* _Directions for this task_
Extract the records below word for word and ignore the images.

(Extracted records)
----------------

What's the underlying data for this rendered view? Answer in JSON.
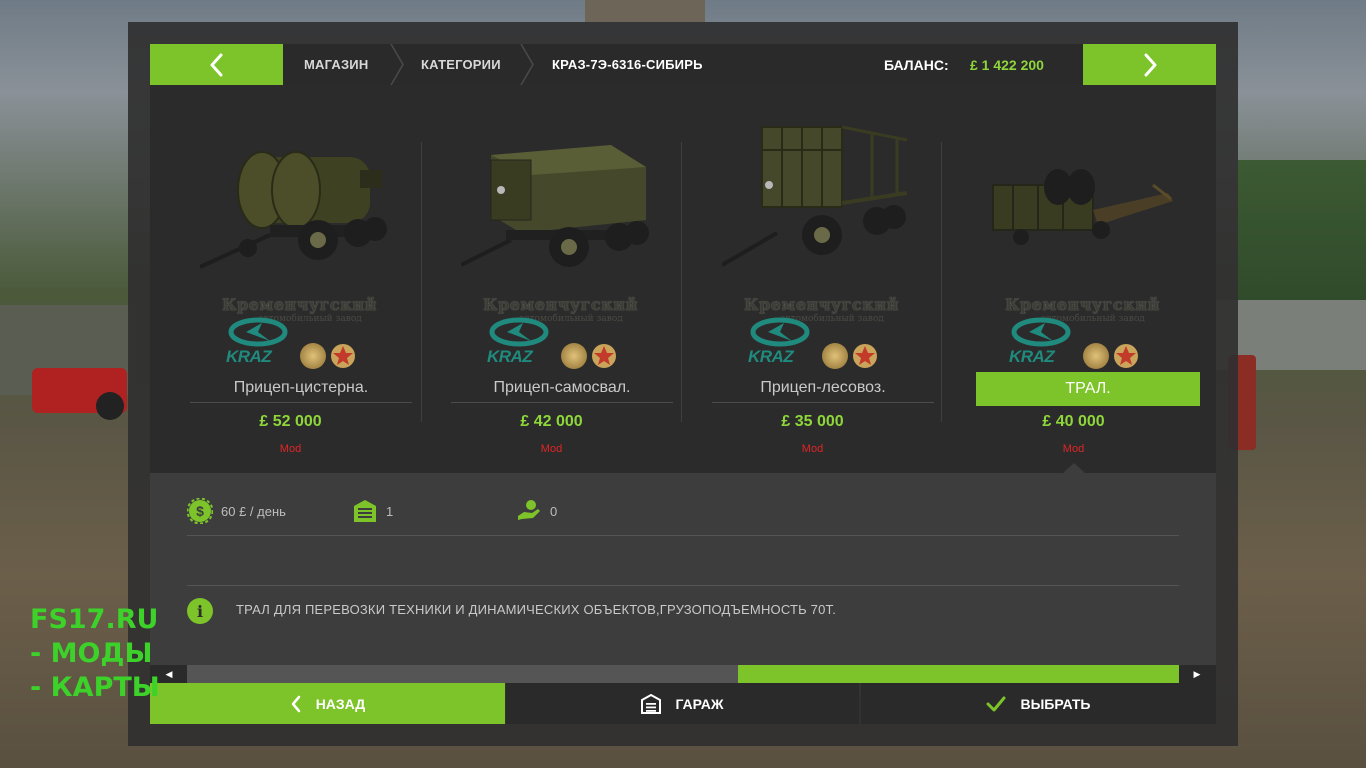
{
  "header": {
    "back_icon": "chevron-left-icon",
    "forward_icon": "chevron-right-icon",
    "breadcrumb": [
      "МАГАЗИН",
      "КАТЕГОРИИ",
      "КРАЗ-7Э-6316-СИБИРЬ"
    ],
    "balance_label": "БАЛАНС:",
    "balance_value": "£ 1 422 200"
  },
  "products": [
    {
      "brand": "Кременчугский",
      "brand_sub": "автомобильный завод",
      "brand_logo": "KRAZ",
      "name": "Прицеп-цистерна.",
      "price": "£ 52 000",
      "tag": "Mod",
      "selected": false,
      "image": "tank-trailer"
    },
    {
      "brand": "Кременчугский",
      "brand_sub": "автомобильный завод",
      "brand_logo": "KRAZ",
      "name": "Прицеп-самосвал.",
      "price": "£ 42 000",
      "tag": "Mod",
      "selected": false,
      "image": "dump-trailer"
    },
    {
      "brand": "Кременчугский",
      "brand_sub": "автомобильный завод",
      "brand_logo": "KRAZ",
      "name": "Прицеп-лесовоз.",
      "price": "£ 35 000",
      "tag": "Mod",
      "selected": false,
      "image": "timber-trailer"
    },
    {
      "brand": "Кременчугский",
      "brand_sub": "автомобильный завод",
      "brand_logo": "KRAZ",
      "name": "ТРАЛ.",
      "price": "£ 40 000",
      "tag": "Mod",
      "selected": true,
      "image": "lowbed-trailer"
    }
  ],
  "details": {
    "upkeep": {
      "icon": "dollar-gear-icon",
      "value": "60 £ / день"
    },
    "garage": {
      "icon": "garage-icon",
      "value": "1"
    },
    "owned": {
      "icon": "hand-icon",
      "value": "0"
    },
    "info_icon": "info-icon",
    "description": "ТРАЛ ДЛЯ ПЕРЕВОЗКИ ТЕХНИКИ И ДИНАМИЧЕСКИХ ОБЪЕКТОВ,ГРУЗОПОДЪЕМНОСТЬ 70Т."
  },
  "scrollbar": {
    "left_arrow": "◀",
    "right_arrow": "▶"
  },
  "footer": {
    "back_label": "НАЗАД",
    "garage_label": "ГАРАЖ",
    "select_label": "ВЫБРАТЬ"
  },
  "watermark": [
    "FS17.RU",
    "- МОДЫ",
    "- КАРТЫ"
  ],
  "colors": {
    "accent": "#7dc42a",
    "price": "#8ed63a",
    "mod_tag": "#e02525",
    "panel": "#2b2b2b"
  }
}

----------------

* _Output for this task_
What's the underlying data for this rendered view? Answer in JSON.
{
  "header": {
    "back_icon": "chevron-left-icon",
    "forward_icon": "chevron-right-icon",
    "breadcrumb": [
      "МАГАЗИН",
      "КАТЕГОРИИ",
      "КРАЗ-7Э-6316-СИБИРЬ"
    ],
    "balance_label": "БАЛАНС:",
    "balance_value": "£ 1 422 200"
  },
  "products": [
    {
      "brand": "Кременчугский",
      "brand_sub": "автомобильный завод",
      "brand_logo": "KRAZ",
      "name": "Прицеп-цистерна.",
      "price": "£ 52 000",
      "tag": "Mod",
      "selected": false,
      "image": "tank-trailer"
    },
    {
      "brand": "Кременчугский",
      "brand_sub": "автомобильный завод",
      "brand_logo": "KRAZ",
      "name": "Прицеп-самосвал.",
      "price": "£ 42 000",
      "tag": "Mod",
      "selected": false,
      "image": "dump-trailer"
    },
    {
      "brand": "Кременчугский",
      "brand_sub": "автомобильный завод",
      "brand_logo": "KRAZ",
      "name": "Прицеп-лесовоз.",
      "price": "£ 35 000",
      "tag": "Mod",
      "selected": false,
      "image": "timber-trailer"
    },
    {
      "brand": "Кременчугский",
      "brand_sub": "автомобильный завод",
      "brand_logo": "KRAZ",
      "name": "ТРАЛ.",
      "price": "£ 40 000",
      "tag": "Mod",
      "selected": true,
      "image": "lowbed-trailer"
    }
  ],
  "details": {
    "upkeep": {
      "icon": "dollar-gear-icon",
      "value": "60 £ / день"
    },
    "garage": {
      "icon": "garage-icon",
      "value": "1"
    },
    "owned": {
      "icon": "hand-icon",
      "value": "0"
    },
    "info_icon": "info-icon",
    "description": "ТРАЛ ДЛЯ ПЕРЕВОЗКИ ТЕХНИКИ И ДИНАМИЧЕСКИХ ОБЪЕКТОВ,ГРУЗОПОДЪЕМНОСТЬ 70Т."
  },
  "scrollbar": {
    "left_arrow": "◀",
    "right_arrow": "▶"
  },
  "footer": {
    "back_label": "НАЗАД",
    "garage_label": "ГАРАЖ",
    "select_label": "ВЫБРАТЬ"
  },
  "watermark": [
    "FS17.RU",
    "- МОДЫ",
    "- КАРТЫ"
  ],
  "colors": {
    "accent": "#7dc42a",
    "price": "#8ed63a",
    "mod_tag": "#e02525",
    "panel": "#2b2b2b"
  }
}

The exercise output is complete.